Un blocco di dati
==========

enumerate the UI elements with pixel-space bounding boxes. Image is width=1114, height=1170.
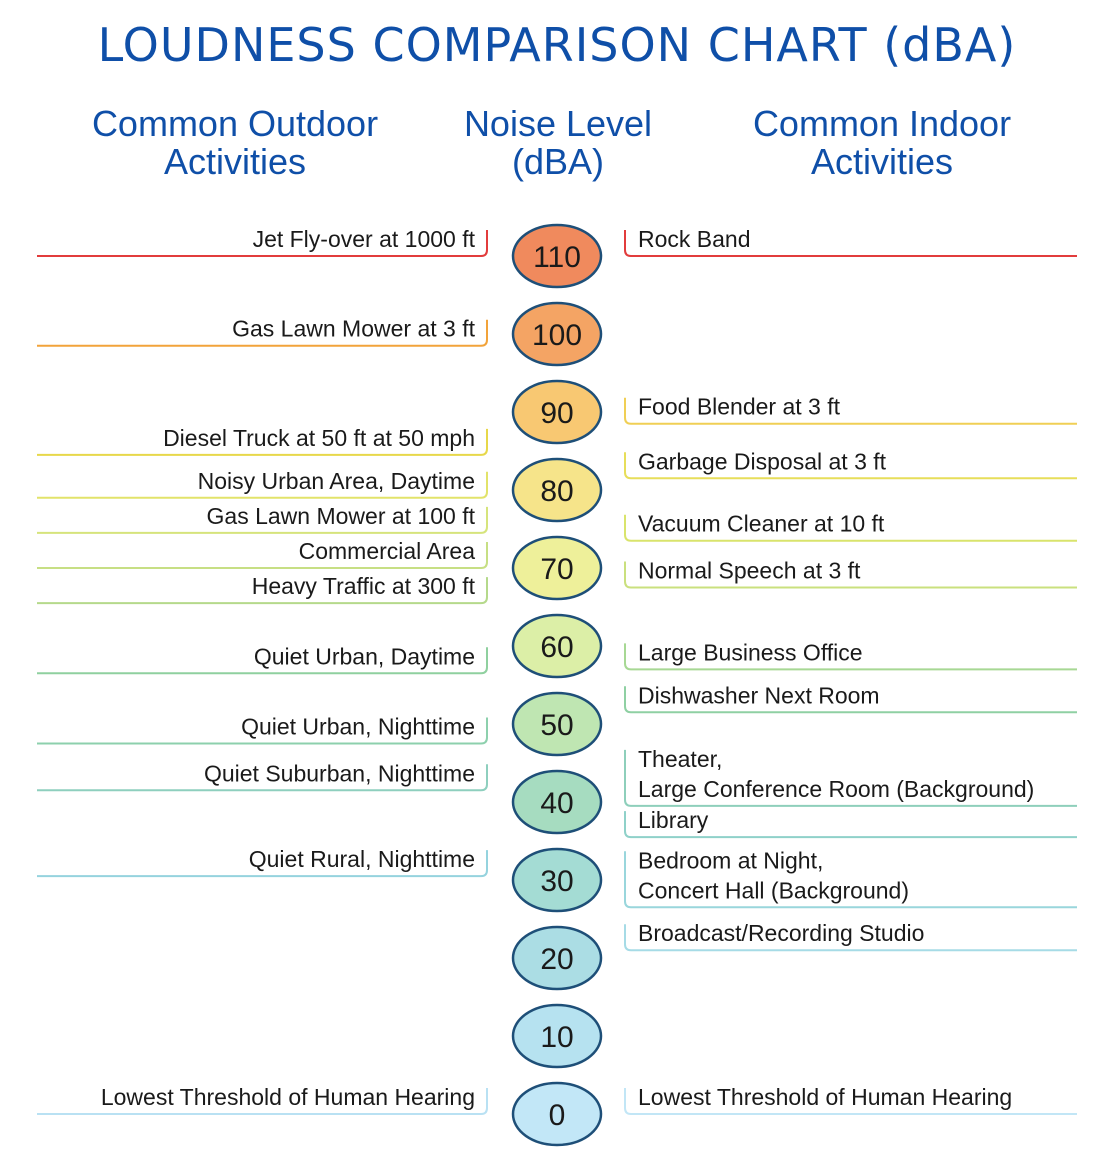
outdoor-item-label-9: Quiet Suburban, Nighttime [204,760,475,786]
outdoor-item-label-8: Quiet Urban, Nighttime [241,714,475,740]
level-label-10: 10 [540,1021,573,1054]
indoor-item-label-10: Broadcast/Recording Studio [638,920,924,946]
indoor-line-8 [624,811,1077,839]
indoor-item-label-9-line-0: Bedroom at Night, [638,847,823,873]
indoor-item-label-4: Normal Speech at 3 ft [638,558,861,584]
outdoor-item-label-1: Gas Lawn Mower at 3 ft [232,316,475,342]
indoor-column-header: Common Indoor Activities [712,105,1052,181]
level-bubble-110 [511,223,603,289]
indoor-item-label-8: Library [638,807,709,833]
outdoor-line-7 [37,647,488,675]
indoor-line-6 [624,686,1077,714]
outdoor-line-0 [37,230,488,257]
outdoor-line-11 [37,1088,488,1115]
level-label-0: 0 [549,1099,566,1132]
indoor-line-1 [624,397,1077,425]
level-label-20: 20 [540,943,573,976]
outdoor-item-label-7: Quiet Urban, Daytime [254,643,475,669]
indoor-item-label-11: Lowest Threshold of Human Hearing [638,1084,1012,1110]
indoor-item-label-9-line-1: Concert Hall (Background) [638,877,909,903]
outdoor-line-9 [37,764,488,792]
outdoor-line-4 [37,506,488,534]
outdoor-item-label-5: Commercial Area [299,538,476,564]
indoor-item-label-2: Garbage Disposal at 3 ft [638,448,887,474]
level-bubble-100 [511,301,603,367]
outdoor-item-label-11: Lowest Threshold of Human Hearing [101,1084,475,1110]
indoor-line-3 [624,514,1077,542]
indoor-header-line-1: Common Indoor [752,103,1012,144]
level-label-50: 50 [540,709,573,742]
outdoor-line-5 [37,542,488,569]
indoor-line-5 [624,643,1077,671]
outdoor-line-8 [37,717,488,745]
outdoor-line-2 [37,428,488,456]
outdoor-item-label-6: Heavy Traffic at 300 ft [252,573,476,599]
outdoor-item-label-3: Noisy Urban Area, Daytime [198,468,475,494]
indoor-item-label-6: Dishwasher Next Room [638,682,880,708]
indoor-item-label-0: Rock Band [638,226,751,252]
noise-level-header-line-1: Noise Level [463,103,653,144]
level-label-110: 110 [533,241,581,274]
level-bubble-70 [511,535,603,601]
outdoor-header-line-2: Activities [163,141,307,182]
indoor-item-label-3: Vacuum Cleaner at 10 ft [638,511,885,537]
level-bubble-80 [511,457,603,523]
indoor-item-label-1: Food Blender at 3 ft [638,394,841,420]
level-bubble-60 [511,613,603,679]
level-label-80: 80 [540,475,573,508]
outdoor-item-label-10: Quiet Rural, Nighttime [249,846,475,872]
outdoor-column-header: Common Outdoor Activities [60,105,410,181]
level-label-70: 70 [540,553,573,586]
indoor-item-label-5: Large Business Office [638,639,863,665]
indoor-item-label-7-line-0: Theater, [638,746,722,772]
indoor-line-11 [624,1088,1077,1115]
level-bubble-50 [511,691,603,757]
level-bubble-30 [511,847,603,913]
outdoor-line-3 [37,471,488,499]
noise-level-header-line-2: (dBA) [511,141,605,182]
indoor-line-7 [624,749,1077,807]
outdoor-item-label-0: Jet Fly-over at 1000 ft [253,226,476,252]
indoor-line-4 [624,561,1077,589]
level-bubble-0 [511,1081,603,1147]
indoor-item-label-7-line-1: Large Conference Room (Background) [638,776,1034,802]
level-label-100: 100 [532,319,582,352]
indoor-line-9 [624,851,1077,909]
noise-level-column-header: Noise Level (dBA) [448,105,668,181]
level-label-30: 30 [540,865,573,898]
outdoor-line-6 [37,577,488,605]
indoor-header-line-2: Activities [810,141,954,182]
level-bubble-40 [511,769,603,835]
level-bubble-20 [511,925,603,991]
outdoor-item-label-4: Gas Lawn Mower at 100 ft [207,503,476,529]
outdoor-header-line-1: Common Outdoor [91,103,379,144]
indoor-line-0 [624,230,1077,257]
level-label-40: 40 [540,787,573,820]
outdoor-item-label-2: Diesel Truck at 50 ft at 50 mph [163,425,475,451]
level-label-90: 90 [540,397,573,430]
outdoor-line-1 [37,319,488,347]
level-bubble-90 [511,379,603,445]
level-bubble-10 [511,1003,603,1069]
chart-title: LOUDNESS COMPARISON CHART (dBA) [97,18,1017,72]
indoor-line-2 [624,452,1077,480]
indoor-line-10 [624,924,1077,952]
outdoor-line-10 [37,850,488,878]
level-label-60: 60 [540,631,573,664]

==========

◆ **Obiettivo**: Trascrivi tutte le righe del blocco di dati qui sopra come lista JSON di stringhe, una stringa per riga, saltando le righe vuote. Lascia fuori le immagini.

◆ **Risposta**:
[
  "enumerate the UI elements with pixel-space bounding boxes. Image is width=1114, height=1170.",
  "outdoor-item-label-9: Quiet Suburban, Nighttime [204,760,475,786]",
  "outdoor-item-label-8: Quiet Urban, Nighttime [241,714,475,740]",
  "level-label-10: 10 [540,1021,573,1054]",
  "indoor-item-label-10: Broadcast/Recording Studio [638,920,924,946]",
  "indoor-line-8 [624,811,1077,839]",
  "indoor-item-label-9-line-0: Bedroom at Night, [638,847,823,873]",
  "indoor-item-label-4: Normal Speech at 3 ft [638,558,861,584]",
  "outdoor-item-label-1: Gas Lawn Mower at 3 ft [232,316,475,342]",
  "indoor-column-header: Common Indoor Activities [712,105,1052,181]",
  "level-bubble-110 [511,223,603,289]",
  "indoor-item-label-8: Library [638,807,709,833]",
  "outdoor-line-7 [37,647,488,675]",
  "indoor-line-6 [624,686,1077,714]",
  "outdoor-line-0 [37,230,488,257]",
  "outdoor-line-11 [37,1088,488,1115]",
  "level-label-0: 0 [549,1099,566,1132]",
  "indoor-line-1 [624,397,1077,425]",
  "level-label-20: 20 [540,943,573,976]",
  "outdoor-item-label-7: Quiet Urban, Daytime [254,643,475,669]",
  "indoor-item-label-11: Lowest Threshold of Human Hearing [638,1084,1012,1110]",
  "indoor-item-label-9-line-1: Concert Hall (Background) [638,877,909,903]",
  "outdoor-line-9 [37,764,488,792]",
  "outdoor-line-4 [37,506,488,534]",
  "outdoor-item-label-5: Commercial Area [299,538,476,564]",
  "indoor-item-label-2: Garbage Disposal at 3 ft [638,448,887,474]",
  "level-bubble-100 [511,301,603,367]",
  "outdoor-item-label-11: Lowest Threshold of Human Hearing [101,1084,475,1110]",
  "indoor-line-3 [624,514,1077,542]",
  "indoor-header-line-1: Common Indoor [752,103,1012,144]",
  "level-label-50: 50 [540,709,573,742]",
  "outdoor-line-5 [37,542,488,569]",
  "indoor-line-5 [624,643,1077,671]",
  "outdoor-line-8 [37,717,488,745]",
  "outdoor-line-2 [37,428,488,456]",
  "outdoor-item-label-6: Heavy Traffic at 300 ft [252,573,476,599]",
  "outdoor-item-label-3: Noisy Urban Area, Daytime [198,468,475,494]",
  "indoor-item-label-6: Dishwasher Next Room [638,682,880,708]",
  "indoor-item-label-0: Rock Band [638,226,751,252]",
  "noise-level-header-line-1: Noise Level [463,103,653,144]",
  "level-label-110: 110 [533,241,581,274]",
  "level-bubble-70 [511,535,603,601]",
  "outdoor-header-line-2: Activities [163,141,307,182]",
  "indoor-item-label-3: Vacuum Cleaner at 10 ft [638,511,885,537]",
  "level-bubble-80 [511,457,603,523]",
  "indoor-item-label-1: Food Blender at 3 ft [638,394,841,420]",
  "level-bubble-60 [511,613,603,679]",
  "level-label-80: 80 [540,475,573,508]",
  "outdoor-item-label-10: Quiet Rural, Nighttime [249,846,475,872]",
  "outdoor-column-header: Common Outdoor Activities [60,105,410,181]",
  "level-label-70: 70 [540,553,573,586]",
  "indoor-item-label-5: Large Business Office [638,639,863,665]",
  "indoor-item-label-7-line-0: Theater, [638,746,722,772]",
  "indoor-line-11 [624,1088,1077,1115]",
  "level-bubble-50 [511,691,603,757]",
  "level-bubble-30 [511,847,603,913]",
  "outdoor-line-3 [37,471,488,499]",
  "noise-level-header-line-2: (dBA) [511,141,605,182]",
  "indoor-line-7 [624,749,1077,807]",
  "outdoor-item-label-0: Jet Fly-over at 1000 ft [253,226,476,252]",
  "indoor-line-4 [624,561,1077,589]",
  "level-bubble-0 [511,1081,603,1147]",
  "indoor-item-label-7-line-1: Large Conference Room (Background) [638,776,1034,802]",
  "level-label-100: 100 [532,319,582,352]",
  "indoor-line-9 [624,851,1077,909]",
  "noise-level-column-header: Noise Level (dBA) [448,105,668,181]",
  "level-label-30: 30 [540,865,573,898]",
  "outdoor-line-6 [37,577,488,605]",
  "indoor-header-line-2: Activities [810,141,954,182]",
  "level-bubble-40 [511,769,603,835]",
  "level-bubble-20 [511,925,603,991]",
  "outdoor-item-label-4: Gas Lawn Mower at 100 ft [207,503,476,529]",
  "outdoor-header-line-1: Common Outdoor [91,103,379,144]",
  "indoor-line-0 [624,230,1077,257]",
  "level-label-40: 40 [540,787,573,820]",
  "outdoor-item-label-2: Diesel Truck at 50 ft at 50 mph [163,425,475,451]",
  "level-label-90: 90 [540,397,573,430]",
  "outdoor-line-1 [37,319,488,347]",
  "level-bubble-90 [511,379,603,445]",
  "level-bubble-10 [511,1003,603,1069]",
  "chart-title: LOUDNESS COMPARISON CHART (dBA) [97,18,1017,72]",
  "indoor-line-2 [624,452,1077,480]",
  "indoor-line-10 [624,924,1077,952]",
  "outdoor-line-10 [37,850,488,878]",
  "level-label-60: 60 [540,631,573,664]"
]